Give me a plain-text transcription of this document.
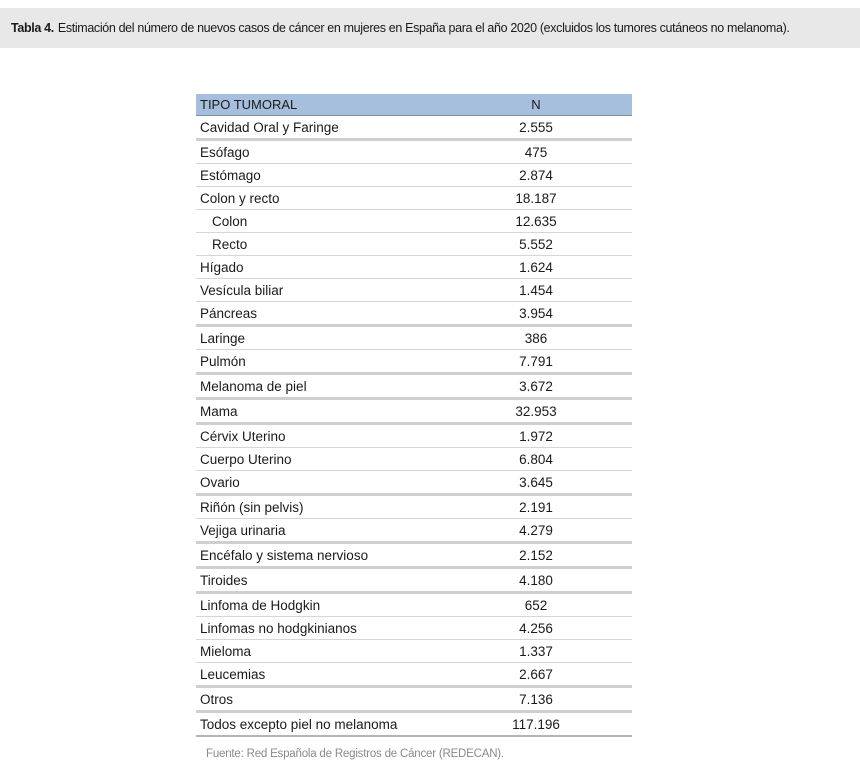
Tabla 4. Estimación del número de nuevos casos de cáncer en mujeres en España para el año 2020 (excluidos los tumores cutáneos no melanoma).
TIPO TUMORAL	N
Cavidad Oral y Faringe	2.555
Esófago	475
Estómago	2.874
Colon y recto	18.187
Colon	12.635
Recto	5.552
Hígado	1.624
Vesícula biliar	1.454
Páncreas	3.954
Laringe	386
Pulmón	7.791
Melanoma de piel	3.672
Mama	32.953
Cérvix Uterino	1.972
Cuerpo Uterino	6.804
Ovario	3.645
Riñón (sin pelvis)	2.191
Vejiga urinaria	4.279
Encéfalo y sistema nervioso	2.152
Tiroides	4.180
Linfoma de Hodgkin	652
Linfomas no hodgkinianos	4.256
Mieloma	1.337
Leucemias	2.667
Otros	7.136
Todos excepto piel no melanoma	117.196
Fuente: Red Española de Registros de Cáncer (REDECAN).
═══
ACTION ITEM:
From the data above, copy each line where the string "piel" appears.

ANSWER BOX:
Melanoma de piel	3.672
Todos excepto piel no melanoma	117.196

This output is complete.